What is needed | Isolate every line in the records below with "Surface" in it.

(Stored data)
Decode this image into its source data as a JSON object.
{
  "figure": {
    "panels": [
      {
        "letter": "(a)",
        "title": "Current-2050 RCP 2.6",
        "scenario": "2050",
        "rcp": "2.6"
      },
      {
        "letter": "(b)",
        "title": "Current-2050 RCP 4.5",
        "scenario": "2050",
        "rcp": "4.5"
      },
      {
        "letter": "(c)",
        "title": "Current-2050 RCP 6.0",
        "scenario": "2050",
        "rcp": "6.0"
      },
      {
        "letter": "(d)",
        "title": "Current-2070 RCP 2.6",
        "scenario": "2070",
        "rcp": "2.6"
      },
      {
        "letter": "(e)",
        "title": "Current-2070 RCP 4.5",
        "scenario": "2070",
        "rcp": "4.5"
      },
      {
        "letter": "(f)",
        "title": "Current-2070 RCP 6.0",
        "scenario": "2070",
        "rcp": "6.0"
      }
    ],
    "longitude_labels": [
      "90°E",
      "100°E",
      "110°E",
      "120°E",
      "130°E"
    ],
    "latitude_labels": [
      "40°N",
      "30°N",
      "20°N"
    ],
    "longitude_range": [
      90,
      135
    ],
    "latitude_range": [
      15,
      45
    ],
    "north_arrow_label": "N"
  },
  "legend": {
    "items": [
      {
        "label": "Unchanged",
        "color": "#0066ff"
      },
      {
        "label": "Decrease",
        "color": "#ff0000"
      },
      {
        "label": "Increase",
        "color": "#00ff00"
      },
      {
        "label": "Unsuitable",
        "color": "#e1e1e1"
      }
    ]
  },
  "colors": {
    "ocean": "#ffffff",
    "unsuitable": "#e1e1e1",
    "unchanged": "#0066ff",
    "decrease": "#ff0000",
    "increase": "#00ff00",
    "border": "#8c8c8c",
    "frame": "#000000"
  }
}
---
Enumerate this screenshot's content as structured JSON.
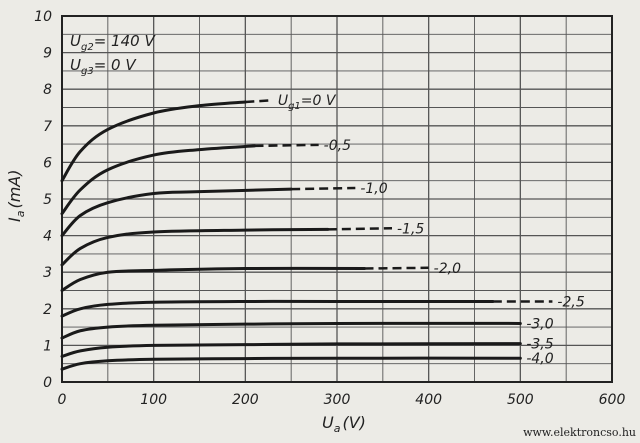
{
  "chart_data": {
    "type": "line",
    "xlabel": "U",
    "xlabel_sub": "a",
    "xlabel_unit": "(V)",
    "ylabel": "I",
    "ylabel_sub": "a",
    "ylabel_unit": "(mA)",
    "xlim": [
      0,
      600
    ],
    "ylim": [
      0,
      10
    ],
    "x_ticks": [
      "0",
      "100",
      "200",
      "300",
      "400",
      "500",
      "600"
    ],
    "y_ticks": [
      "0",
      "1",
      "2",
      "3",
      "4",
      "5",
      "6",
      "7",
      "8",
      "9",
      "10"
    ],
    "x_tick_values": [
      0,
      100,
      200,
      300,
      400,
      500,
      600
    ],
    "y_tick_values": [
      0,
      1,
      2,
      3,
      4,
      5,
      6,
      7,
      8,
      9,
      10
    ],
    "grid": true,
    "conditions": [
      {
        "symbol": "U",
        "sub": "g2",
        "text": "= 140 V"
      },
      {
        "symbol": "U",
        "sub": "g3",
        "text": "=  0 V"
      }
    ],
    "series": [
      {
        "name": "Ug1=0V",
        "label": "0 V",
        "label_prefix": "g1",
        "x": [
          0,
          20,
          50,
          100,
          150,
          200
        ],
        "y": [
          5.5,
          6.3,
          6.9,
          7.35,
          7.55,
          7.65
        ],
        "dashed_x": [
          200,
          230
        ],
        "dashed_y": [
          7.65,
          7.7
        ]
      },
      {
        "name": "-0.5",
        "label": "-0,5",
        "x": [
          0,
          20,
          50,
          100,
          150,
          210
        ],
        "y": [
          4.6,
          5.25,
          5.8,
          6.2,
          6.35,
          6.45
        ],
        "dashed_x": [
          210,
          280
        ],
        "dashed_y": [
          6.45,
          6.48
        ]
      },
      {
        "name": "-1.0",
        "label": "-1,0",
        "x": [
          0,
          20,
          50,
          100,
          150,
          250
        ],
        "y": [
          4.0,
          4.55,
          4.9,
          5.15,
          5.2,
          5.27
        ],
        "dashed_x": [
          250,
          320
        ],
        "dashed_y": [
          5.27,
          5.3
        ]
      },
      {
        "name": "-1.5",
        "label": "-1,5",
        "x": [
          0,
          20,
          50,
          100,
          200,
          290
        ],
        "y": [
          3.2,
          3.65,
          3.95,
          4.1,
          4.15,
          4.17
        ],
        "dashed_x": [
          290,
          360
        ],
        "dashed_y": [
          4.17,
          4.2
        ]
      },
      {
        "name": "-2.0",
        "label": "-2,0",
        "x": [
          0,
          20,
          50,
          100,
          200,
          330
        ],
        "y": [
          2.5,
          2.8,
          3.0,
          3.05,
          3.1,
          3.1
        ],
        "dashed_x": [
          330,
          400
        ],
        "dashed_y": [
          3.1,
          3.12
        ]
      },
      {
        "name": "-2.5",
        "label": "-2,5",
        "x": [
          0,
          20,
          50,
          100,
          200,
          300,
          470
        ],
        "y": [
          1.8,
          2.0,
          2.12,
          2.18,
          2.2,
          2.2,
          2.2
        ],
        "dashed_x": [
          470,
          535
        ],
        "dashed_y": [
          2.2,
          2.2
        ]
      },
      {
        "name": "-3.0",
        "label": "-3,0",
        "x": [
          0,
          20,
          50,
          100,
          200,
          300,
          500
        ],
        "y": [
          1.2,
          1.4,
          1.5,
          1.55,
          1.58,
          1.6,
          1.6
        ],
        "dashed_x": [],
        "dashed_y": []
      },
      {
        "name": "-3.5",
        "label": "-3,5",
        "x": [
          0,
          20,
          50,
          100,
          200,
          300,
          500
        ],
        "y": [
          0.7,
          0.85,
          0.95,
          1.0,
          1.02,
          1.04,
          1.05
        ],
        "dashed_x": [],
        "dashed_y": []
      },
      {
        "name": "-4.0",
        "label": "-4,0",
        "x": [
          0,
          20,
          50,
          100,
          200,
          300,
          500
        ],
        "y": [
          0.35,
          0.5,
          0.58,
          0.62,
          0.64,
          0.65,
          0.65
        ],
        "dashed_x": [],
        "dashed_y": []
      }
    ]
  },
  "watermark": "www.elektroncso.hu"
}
---
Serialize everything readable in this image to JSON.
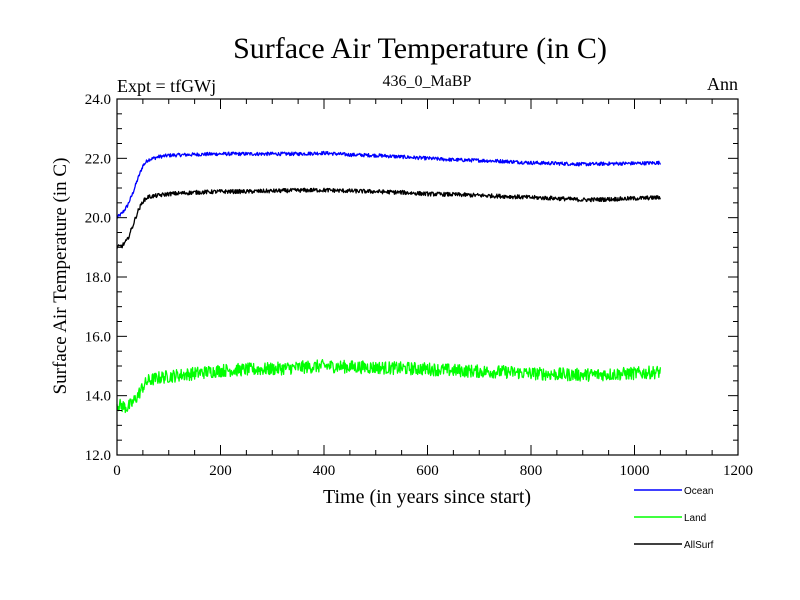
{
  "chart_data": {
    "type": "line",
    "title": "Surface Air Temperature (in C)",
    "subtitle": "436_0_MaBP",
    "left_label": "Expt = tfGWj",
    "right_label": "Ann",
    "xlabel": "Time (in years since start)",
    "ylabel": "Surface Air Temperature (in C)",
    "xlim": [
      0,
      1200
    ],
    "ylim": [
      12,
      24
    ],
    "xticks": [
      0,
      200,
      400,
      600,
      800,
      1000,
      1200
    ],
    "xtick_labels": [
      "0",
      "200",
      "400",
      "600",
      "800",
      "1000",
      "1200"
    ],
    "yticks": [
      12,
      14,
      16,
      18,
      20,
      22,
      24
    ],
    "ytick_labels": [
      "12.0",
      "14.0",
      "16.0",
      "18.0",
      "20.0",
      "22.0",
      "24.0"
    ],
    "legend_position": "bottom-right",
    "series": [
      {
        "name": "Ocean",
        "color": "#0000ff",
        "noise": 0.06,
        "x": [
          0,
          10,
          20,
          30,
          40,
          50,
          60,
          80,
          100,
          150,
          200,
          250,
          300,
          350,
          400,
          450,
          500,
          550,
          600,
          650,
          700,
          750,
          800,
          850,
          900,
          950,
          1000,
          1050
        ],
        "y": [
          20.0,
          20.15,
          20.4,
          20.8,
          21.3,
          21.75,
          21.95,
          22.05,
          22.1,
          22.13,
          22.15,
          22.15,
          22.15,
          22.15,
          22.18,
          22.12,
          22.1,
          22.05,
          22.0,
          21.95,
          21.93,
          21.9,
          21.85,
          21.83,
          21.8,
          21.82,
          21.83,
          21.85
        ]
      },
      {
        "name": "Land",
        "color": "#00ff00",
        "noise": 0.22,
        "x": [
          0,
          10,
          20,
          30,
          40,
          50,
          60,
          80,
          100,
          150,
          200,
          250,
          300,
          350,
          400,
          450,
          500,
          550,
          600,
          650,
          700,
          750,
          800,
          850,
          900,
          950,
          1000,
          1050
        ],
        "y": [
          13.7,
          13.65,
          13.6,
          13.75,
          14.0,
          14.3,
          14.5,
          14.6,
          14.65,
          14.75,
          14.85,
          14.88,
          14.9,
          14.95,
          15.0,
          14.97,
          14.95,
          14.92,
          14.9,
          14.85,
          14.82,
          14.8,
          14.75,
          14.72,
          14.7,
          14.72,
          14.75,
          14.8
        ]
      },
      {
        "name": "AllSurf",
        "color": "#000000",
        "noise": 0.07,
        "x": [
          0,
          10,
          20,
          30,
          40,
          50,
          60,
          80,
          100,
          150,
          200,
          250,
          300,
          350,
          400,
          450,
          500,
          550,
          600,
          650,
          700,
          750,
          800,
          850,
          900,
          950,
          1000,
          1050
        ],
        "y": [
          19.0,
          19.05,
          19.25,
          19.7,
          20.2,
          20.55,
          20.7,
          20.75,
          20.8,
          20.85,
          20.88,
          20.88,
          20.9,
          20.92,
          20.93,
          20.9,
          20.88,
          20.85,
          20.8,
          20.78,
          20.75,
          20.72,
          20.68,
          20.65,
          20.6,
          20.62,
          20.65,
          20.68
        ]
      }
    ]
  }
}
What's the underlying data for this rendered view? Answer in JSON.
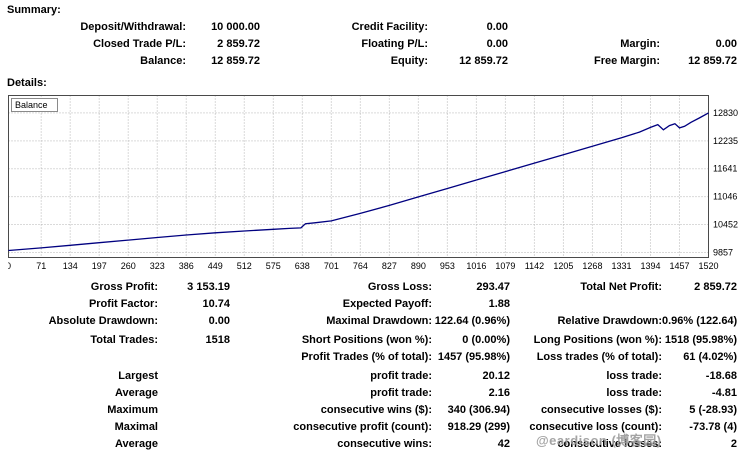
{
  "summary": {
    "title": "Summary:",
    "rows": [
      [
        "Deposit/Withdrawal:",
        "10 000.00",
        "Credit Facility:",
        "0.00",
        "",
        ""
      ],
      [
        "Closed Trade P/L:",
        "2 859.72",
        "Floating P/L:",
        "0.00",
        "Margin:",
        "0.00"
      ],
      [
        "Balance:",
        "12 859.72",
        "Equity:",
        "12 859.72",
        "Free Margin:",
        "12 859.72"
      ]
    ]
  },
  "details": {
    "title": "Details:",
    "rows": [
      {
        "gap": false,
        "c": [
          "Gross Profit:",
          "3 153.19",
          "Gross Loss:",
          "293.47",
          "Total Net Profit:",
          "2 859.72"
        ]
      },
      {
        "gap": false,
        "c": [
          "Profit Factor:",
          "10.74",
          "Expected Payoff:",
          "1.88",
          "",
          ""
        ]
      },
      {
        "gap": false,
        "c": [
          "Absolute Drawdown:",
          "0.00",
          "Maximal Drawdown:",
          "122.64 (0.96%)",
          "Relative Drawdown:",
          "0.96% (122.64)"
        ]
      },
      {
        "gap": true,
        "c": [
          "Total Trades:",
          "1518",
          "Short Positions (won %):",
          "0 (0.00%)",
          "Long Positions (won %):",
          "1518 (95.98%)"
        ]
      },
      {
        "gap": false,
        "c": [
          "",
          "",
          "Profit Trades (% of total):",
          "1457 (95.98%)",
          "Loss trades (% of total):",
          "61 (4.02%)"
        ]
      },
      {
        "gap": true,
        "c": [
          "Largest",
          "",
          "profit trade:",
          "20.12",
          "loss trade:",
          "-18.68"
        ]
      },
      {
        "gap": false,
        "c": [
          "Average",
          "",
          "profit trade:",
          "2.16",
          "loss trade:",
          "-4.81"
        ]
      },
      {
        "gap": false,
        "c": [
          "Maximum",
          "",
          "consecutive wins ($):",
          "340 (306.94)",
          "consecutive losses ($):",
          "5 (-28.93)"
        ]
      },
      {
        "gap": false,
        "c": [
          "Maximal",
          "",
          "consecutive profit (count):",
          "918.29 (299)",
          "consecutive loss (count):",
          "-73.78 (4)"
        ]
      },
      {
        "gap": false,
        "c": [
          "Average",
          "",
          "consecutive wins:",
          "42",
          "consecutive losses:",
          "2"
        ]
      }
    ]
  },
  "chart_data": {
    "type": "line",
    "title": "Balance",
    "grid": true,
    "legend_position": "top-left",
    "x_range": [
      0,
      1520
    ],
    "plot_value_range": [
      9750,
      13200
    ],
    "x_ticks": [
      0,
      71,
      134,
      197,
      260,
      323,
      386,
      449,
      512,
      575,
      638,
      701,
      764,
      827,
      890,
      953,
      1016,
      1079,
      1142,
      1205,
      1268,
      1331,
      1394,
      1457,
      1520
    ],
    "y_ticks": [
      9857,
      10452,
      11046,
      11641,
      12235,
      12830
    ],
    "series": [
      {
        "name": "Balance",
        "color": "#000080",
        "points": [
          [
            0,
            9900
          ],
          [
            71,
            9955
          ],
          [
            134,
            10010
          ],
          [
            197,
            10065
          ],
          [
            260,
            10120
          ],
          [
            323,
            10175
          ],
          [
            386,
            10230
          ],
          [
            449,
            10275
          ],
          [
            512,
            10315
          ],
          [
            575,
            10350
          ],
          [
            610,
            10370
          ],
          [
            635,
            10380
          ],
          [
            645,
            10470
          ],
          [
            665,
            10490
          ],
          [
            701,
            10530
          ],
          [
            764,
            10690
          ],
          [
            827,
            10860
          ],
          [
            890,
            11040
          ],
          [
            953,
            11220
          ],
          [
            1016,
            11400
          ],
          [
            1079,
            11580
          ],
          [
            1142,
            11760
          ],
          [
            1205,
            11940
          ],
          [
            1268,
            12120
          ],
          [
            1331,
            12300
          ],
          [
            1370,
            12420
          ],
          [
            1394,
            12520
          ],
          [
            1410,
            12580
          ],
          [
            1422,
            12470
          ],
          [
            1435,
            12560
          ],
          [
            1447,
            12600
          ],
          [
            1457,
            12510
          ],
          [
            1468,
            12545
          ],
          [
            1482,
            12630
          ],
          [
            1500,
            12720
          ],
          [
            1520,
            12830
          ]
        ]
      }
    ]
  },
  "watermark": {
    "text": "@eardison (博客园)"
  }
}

Response to the task |
    "title": "Surface Air Temperature (in C)",
    "ylabel": "Surface Air Temperature (in C)",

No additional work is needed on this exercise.